- _Problem details_:
Keep only the lines where "WARNING" appears.
___ Data rows ___
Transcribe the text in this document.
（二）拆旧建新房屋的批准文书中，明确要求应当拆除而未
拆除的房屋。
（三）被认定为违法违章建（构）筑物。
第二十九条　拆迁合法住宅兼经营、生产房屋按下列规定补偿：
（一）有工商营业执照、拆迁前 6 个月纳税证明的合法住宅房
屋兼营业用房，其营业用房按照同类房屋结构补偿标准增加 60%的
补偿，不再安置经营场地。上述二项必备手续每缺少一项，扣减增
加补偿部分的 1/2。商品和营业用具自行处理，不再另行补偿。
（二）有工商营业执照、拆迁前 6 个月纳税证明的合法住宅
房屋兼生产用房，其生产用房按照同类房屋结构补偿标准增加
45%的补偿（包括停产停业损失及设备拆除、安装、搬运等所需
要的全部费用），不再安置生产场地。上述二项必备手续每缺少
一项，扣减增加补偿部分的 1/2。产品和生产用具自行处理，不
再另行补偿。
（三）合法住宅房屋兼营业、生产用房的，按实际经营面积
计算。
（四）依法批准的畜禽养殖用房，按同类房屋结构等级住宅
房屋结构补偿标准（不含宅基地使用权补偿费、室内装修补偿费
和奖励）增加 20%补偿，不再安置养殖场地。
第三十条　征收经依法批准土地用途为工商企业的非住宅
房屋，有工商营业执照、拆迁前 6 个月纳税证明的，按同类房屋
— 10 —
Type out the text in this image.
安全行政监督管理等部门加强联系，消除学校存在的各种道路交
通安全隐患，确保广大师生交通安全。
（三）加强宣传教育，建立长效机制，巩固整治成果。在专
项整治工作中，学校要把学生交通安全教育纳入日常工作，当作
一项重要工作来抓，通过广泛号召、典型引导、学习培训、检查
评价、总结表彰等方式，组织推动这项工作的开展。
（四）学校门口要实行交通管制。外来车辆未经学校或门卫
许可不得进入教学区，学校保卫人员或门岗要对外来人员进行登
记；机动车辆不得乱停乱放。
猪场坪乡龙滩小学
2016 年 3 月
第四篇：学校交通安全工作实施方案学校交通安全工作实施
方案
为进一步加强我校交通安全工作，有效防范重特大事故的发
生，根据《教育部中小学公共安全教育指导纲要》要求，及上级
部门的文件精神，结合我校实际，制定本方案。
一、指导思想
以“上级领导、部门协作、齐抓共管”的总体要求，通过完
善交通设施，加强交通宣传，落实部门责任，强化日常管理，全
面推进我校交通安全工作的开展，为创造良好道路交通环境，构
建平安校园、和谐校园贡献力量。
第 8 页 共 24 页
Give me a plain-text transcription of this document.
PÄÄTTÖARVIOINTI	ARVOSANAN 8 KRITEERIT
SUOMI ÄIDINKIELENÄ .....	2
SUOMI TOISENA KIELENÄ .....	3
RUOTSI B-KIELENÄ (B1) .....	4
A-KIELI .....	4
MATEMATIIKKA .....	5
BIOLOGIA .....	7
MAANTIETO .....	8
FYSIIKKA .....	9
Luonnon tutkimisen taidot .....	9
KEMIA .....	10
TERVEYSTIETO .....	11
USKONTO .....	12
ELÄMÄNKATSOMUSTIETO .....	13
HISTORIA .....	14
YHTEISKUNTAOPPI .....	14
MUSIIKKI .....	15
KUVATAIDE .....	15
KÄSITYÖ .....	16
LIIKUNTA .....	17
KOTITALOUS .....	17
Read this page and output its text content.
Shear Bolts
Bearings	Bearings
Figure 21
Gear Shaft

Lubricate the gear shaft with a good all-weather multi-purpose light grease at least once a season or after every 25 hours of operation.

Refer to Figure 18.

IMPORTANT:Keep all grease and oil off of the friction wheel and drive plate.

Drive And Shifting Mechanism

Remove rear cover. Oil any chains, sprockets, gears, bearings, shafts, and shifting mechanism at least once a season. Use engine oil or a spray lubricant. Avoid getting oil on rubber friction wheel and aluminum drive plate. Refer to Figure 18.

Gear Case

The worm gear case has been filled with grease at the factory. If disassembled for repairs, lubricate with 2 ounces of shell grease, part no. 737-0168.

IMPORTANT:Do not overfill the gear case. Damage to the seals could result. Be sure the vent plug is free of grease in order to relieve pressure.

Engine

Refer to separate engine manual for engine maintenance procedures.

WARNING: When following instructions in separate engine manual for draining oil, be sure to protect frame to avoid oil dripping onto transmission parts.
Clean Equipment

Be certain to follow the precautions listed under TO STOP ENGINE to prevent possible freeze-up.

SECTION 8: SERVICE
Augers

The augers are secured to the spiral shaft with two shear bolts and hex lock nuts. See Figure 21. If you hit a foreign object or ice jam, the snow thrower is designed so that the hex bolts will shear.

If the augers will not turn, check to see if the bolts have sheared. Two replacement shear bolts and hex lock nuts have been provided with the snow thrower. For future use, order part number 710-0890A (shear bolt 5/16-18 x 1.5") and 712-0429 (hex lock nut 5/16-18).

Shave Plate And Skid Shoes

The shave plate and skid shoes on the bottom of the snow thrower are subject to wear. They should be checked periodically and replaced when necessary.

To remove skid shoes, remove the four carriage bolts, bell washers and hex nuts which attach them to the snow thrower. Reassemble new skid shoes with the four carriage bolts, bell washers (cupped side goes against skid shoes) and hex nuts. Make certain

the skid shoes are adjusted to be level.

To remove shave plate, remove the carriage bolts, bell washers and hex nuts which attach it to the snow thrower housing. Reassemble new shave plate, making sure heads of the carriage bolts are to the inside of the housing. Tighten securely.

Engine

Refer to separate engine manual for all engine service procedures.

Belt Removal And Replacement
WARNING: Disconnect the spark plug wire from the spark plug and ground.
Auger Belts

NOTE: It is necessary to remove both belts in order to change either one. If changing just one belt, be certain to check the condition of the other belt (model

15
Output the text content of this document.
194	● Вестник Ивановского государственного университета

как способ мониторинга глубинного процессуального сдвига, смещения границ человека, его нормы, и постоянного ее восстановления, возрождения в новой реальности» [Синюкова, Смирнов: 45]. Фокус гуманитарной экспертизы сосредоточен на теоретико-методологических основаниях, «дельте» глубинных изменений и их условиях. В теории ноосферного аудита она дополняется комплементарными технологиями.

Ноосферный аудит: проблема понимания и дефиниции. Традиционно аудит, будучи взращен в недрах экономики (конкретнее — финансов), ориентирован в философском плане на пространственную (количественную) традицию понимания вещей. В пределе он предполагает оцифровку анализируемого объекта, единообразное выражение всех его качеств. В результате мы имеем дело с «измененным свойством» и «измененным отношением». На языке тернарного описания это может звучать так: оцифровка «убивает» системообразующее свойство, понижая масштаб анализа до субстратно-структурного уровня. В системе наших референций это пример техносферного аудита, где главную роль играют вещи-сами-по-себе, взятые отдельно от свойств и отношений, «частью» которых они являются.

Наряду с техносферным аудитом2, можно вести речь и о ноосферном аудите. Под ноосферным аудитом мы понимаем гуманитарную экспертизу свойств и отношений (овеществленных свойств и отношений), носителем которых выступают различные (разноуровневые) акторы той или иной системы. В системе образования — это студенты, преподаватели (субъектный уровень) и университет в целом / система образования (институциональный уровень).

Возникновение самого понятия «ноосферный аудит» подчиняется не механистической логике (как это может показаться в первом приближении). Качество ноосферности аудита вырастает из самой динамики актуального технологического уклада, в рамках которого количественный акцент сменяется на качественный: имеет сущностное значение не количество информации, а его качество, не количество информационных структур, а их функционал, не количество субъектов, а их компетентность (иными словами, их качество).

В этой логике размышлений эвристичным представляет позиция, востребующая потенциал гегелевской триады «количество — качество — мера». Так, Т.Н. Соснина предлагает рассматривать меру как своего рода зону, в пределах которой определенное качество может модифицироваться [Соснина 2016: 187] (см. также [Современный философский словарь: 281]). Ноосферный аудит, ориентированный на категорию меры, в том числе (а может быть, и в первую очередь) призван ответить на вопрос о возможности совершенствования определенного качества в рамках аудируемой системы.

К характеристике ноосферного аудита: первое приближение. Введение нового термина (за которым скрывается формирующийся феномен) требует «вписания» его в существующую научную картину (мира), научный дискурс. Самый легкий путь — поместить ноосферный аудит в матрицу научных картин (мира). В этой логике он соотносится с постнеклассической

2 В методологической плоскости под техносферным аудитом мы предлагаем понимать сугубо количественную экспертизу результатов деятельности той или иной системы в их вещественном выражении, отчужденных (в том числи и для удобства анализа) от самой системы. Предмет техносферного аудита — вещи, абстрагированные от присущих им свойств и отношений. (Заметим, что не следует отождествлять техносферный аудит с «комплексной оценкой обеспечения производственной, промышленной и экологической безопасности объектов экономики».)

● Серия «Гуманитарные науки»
___
- _Exercise solution_:
WARNING: When following instructions in separate engine manual for draining oil, be sure to protect frame to avoid oil dripping onto transmission parts.
WARNING: Disconnect the spark plug wire from the spark plug and ground.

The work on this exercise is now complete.